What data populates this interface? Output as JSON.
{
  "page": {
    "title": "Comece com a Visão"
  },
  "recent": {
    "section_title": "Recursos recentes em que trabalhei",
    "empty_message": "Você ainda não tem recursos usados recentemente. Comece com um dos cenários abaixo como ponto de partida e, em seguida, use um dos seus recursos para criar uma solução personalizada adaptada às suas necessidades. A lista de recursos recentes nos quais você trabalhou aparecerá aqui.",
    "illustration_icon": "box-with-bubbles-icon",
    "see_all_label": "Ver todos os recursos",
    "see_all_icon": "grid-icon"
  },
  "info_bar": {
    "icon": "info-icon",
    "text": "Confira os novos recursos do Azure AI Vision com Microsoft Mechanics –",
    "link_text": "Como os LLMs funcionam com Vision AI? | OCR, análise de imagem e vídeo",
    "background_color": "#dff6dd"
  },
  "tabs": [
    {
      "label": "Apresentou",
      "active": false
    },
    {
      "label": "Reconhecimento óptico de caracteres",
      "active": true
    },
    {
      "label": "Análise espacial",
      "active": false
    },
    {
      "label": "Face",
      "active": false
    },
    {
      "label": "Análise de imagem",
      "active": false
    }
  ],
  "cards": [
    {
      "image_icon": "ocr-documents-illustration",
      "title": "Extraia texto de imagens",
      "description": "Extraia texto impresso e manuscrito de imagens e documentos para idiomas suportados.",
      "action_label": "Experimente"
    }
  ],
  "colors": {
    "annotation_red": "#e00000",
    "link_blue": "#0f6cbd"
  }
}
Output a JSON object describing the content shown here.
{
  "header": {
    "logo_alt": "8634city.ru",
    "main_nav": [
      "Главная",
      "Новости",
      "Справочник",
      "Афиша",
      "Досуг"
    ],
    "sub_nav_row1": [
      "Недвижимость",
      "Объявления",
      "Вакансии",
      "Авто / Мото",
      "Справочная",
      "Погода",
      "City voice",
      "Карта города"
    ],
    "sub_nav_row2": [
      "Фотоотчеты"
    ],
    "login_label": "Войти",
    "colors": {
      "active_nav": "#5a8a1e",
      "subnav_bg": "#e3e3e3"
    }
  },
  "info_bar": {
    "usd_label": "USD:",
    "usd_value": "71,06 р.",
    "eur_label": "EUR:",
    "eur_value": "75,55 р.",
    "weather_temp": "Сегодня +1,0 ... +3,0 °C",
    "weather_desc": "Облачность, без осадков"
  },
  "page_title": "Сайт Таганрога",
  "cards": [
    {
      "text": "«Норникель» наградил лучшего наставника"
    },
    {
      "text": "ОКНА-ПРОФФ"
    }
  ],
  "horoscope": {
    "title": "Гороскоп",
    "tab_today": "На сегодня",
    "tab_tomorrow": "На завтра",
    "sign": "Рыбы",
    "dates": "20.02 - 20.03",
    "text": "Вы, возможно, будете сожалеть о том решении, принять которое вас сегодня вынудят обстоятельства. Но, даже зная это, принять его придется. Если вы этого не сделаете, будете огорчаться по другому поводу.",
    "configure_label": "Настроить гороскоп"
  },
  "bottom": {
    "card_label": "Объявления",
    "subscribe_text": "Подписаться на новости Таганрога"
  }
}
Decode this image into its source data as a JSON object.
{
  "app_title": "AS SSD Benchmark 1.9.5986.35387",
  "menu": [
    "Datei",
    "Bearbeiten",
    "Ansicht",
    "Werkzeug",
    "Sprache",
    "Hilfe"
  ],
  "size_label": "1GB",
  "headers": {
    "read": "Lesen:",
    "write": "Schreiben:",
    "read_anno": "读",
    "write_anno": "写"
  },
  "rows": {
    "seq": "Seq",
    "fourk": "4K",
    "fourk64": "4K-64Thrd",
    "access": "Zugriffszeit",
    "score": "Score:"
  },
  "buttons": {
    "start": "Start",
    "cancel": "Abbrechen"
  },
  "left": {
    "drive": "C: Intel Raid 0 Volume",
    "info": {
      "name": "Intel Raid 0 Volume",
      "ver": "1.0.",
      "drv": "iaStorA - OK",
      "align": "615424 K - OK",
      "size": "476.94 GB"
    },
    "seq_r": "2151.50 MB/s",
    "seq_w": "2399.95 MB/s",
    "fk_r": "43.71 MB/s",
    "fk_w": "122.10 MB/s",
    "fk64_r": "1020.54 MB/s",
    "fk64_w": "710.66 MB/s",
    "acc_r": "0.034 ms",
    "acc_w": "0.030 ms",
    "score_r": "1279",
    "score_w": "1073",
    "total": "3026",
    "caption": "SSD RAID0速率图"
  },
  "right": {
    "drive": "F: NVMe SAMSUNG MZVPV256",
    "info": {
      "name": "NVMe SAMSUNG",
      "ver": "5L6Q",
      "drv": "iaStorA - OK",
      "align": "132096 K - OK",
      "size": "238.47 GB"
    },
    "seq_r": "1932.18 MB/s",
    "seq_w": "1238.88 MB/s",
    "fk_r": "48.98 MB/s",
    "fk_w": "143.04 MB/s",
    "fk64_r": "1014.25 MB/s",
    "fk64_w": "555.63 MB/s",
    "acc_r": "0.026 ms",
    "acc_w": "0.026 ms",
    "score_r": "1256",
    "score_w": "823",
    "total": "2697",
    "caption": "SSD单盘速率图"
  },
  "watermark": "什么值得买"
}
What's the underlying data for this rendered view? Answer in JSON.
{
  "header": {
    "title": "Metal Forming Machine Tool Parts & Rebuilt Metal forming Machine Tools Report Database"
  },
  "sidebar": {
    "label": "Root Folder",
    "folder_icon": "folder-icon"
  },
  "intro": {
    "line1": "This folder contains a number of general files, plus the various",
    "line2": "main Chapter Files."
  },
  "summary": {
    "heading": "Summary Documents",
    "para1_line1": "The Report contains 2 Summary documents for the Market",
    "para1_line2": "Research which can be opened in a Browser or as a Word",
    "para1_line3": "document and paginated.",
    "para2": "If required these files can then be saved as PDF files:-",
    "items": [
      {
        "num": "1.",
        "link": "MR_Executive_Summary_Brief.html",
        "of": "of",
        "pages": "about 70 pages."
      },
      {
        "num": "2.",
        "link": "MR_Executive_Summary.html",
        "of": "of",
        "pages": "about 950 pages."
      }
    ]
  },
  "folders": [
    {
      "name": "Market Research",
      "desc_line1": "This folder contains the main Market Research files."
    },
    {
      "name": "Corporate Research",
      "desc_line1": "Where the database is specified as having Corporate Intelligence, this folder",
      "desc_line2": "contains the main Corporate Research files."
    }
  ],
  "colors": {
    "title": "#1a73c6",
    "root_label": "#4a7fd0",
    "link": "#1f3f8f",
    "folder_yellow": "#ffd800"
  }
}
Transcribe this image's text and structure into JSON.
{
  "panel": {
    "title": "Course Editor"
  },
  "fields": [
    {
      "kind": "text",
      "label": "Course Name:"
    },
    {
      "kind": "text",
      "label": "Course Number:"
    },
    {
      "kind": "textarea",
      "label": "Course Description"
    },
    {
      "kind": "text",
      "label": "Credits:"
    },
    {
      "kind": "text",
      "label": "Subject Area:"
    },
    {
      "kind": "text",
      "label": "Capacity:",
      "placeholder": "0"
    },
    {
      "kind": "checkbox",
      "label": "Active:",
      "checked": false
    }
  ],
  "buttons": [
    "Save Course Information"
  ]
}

* * *

> Challenge:
Select, from the listing, all lines that include the word "Corporate".

> Correct output:
      "name": "Corporate Research",
      "desc_line1": "Where the database is specified as having Corporate Intelligence, this folder",
      "desc_line2": "contains the main Corporate Research files."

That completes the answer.